What to produce ->
Retype the material below. Keep every word exactly as it is.

_ _ _ _ _

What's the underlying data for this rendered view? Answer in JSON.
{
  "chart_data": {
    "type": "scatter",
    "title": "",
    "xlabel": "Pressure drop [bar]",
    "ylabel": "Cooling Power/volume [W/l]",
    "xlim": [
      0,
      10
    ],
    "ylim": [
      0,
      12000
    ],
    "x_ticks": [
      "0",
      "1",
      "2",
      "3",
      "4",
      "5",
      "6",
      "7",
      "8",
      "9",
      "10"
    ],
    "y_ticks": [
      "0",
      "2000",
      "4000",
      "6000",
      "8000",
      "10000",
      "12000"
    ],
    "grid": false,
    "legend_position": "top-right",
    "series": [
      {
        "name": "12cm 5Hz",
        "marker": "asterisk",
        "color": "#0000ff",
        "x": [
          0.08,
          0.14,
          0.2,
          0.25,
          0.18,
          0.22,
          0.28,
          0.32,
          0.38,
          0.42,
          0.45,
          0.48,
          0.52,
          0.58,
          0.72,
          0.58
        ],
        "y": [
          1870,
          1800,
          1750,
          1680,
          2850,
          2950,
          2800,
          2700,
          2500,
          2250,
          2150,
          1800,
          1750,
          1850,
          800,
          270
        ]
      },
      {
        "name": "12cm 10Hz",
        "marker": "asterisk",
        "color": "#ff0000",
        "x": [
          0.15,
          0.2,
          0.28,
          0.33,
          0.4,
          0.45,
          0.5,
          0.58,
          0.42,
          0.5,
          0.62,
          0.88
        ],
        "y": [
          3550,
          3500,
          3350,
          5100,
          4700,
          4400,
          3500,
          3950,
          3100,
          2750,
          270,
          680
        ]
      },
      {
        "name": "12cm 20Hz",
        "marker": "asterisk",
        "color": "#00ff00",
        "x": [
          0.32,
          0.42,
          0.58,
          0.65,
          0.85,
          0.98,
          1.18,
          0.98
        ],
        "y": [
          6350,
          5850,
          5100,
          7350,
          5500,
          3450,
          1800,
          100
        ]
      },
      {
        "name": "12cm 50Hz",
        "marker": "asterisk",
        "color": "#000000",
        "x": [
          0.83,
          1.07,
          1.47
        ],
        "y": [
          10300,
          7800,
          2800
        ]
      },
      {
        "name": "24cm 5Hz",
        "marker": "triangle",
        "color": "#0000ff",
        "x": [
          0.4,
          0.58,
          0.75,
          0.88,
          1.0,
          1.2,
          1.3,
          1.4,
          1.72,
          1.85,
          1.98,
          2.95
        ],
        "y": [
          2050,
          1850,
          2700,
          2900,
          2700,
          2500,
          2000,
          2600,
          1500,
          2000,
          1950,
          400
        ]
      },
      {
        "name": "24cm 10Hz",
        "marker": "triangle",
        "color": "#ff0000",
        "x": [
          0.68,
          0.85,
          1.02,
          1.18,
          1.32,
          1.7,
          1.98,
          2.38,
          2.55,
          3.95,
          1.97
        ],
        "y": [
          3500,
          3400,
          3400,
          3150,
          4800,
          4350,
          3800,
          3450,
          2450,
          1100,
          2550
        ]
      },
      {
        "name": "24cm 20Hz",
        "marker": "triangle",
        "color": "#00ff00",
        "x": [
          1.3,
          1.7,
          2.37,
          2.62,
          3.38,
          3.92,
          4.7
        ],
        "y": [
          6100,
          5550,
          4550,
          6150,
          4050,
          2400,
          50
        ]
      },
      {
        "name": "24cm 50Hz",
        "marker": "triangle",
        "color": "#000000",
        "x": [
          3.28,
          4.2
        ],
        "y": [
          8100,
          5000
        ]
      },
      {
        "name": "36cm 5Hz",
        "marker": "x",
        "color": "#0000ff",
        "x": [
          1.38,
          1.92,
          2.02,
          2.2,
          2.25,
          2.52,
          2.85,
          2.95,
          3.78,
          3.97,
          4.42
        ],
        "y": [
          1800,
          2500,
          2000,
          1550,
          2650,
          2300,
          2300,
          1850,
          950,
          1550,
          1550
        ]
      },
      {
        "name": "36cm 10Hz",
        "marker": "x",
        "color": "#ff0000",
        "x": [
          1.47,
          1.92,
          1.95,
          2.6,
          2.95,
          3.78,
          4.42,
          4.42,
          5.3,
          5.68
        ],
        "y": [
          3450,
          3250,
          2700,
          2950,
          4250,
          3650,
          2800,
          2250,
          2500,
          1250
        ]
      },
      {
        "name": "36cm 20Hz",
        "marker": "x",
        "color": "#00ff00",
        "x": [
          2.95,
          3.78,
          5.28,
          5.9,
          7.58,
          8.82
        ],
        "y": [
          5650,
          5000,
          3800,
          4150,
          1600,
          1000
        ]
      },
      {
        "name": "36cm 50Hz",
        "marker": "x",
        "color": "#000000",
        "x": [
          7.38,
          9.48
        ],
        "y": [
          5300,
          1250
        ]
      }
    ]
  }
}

_ _ _ _ _

Solution ->
What's the underlying data for this rendered view? Answer in JSON.
{
  "chart_data": {
    "type": "scatter",
    "title": "",
    "xlabel": "Pressure drop [bar]",
    "ylabel": "Cooling Power/volume [W/l]",
    "xlim": [
      0,
      10
    ],
    "ylim": [
      0,
      12000
    ],
    "x_ticks": [
      "0",
      "1",
      "2",
      "3",
      "4",
      "5",
      "6",
      "7",
      "8",
      "9",
      "10"
    ],
    "y_ticks": [
      "0",
      "2000",
      "4000",
      "6000",
      "8000",
      "10000",
      "12000"
    ],
    "grid": false,
    "legend_position": "top-right",
    "series": [
      {
        "name": "12cm 5Hz",
        "marker": "asterisk",
        "color": "#0000ff",
        "x": [
          0.08,
          0.14,
          0.2,
          0.25,
          0.18,
          0.22,
          0.28,
          0.32,
          0.38,
          0.42,
          0.45,
          0.48,
          0.52,
          0.58,
          0.72,
          0.58
        ],
        "y": [
          1870,
          1800,
          1750,
          1680,
          2850,
          2950,
          2800,
          2700,
          2500,
          2250,
          2150,
          1800,
          1750,
          1850,
          800,
          270
        ]
      },
      {
        "name": "12cm 10Hz",
        "marker": "asterisk",
        "color": "#ff0000",
        "x": [
          0.15,
          0.2,
          0.28,
          0.33,
          0.4,
          0.45,
          0.5,
          0.58,
          0.42,
          0.5,
          0.62,
          0.88
        ],
        "y": [
          3550,
          3500,
          3350,
          5100,
          4700,
          4400,
          3500,
          3950,
          3100,
          2750,
          270,
          680
        ]
      },
      {
        "name": "12cm 20Hz",
        "marker": "asterisk",
        "color": "#00ff00",
        "x": [
          0.32,
          0.42,
          0.58,
          0.65,
          0.85,
          0.98,
          1.18,
          0.98
        ],
        "y": [
          6350,
          5850,
          5100,
          7350,
          5500,
          3450,
          1800,
          100
        ]
      },
      {
        "name": "12cm 50Hz",
        "marker": "asterisk",
        "color": "#000000",
        "x": [
          0.83,
          1.07,
          1.47
        ],
        "y": [
          10300,
          7800,
          2800
        ]
      },
      {
        "name": "24cm 5Hz",
        "marker": "triangle",
        "color": "#0000ff",
        "x": [
          0.4,
          0.58,
          0.75,
          0.88,
          1.0,
          1.2,
          1.3,
          1.4,
          1.72,
          1.85,
          1.98,
          2.95
        ],
        "y": [
          2050,
          1850,
          2700,
          2900,
          2700,
          2500,
          2000,
          2600,
          1500,
          2000,
          1950,
          400
        ]
      },
      {
        "name": "24cm 10Hz",
        "marker": "triangle",
        "color": "#ff0000",
        "x": [
          0.68,
          0.85,
          1.02,
          1.18,
          1.32,
          1.7,
          1.98,
          2.38,
          2.55,
          3.95,
          1.97
        ],
        "y": [
          3500,
          3400,
          3400,
          3150,
          4800,
          4350,
          3800,
          3450,
          2450,
          1100,
          2550
        ]
      },
      {
        "name": "24cm 20Hz",
        "marker": "triangle",
        "color": "#00ff00",
        "x": [
          1.3,
          1.7,
          2.37,
          2.62,
          3.38,
          3.92,
          4.7
        ],
        "y": [
          6100,
          5550,
          4550,
          6150,
          4050,
          2400,
          50
        ]
      },
      {
        "name": "24cm 50Hz",
        "marker": "triangle",
        "color": "#000000",
        "x": [
          3.28,
          4.2
        ],
        "y": [
          8100,
          5000
        ]
      },
      {
        "name": "36cm 5Hz",
        "marker": "x",
        "color": "#0000ff",
        "x": [
          1.38,
          1.92,
          2.02,
          2.2,
          2.25,
          2.52,
          2.85,
          2.95,
          3.78,
          3.97,
          4.42
        ],
        "y": [
          1800,
          2500,
          2000,
          1550,
          2650,
          2300,
          2300,
          1850,
          950,
          1550,
          1550
        ]
      },
      {
        "name": "36cm 10Hz",
        "marker": "x",
        "color": "#ff0000",
        "x": [
          1.47,
          1.92,
          1.95,
          2.6,
          2.95,
          3.78,
          4.42,
          4.42,
          5.3,
          5.68
        ],
        "y": [
          3450,
          3250,
          2700,
          2950,
          4250,
          3650,
          2800,
          2250,
          2500,
          1250
        ]
      },
      {
        "name": "36cm 20Hz",
        "marker": "x",
        "color": "#00ff00",
        "x": [
          2.95,
          3.78,
          5.28,
          5.9,
          7.58,
          8.82
        ],
        "y": [
          5650,
          5000,
          3800,
          4150,
          1600,
          1000
        ]
      },
      {
        "name": "36cm 50Hz",
        "marker": "x",
        "color": "#000000",
        "x": [
          7.38,
          9.48
        ],
        "y": [
          5300,
          1250
        ]
      }
    ]
  }
}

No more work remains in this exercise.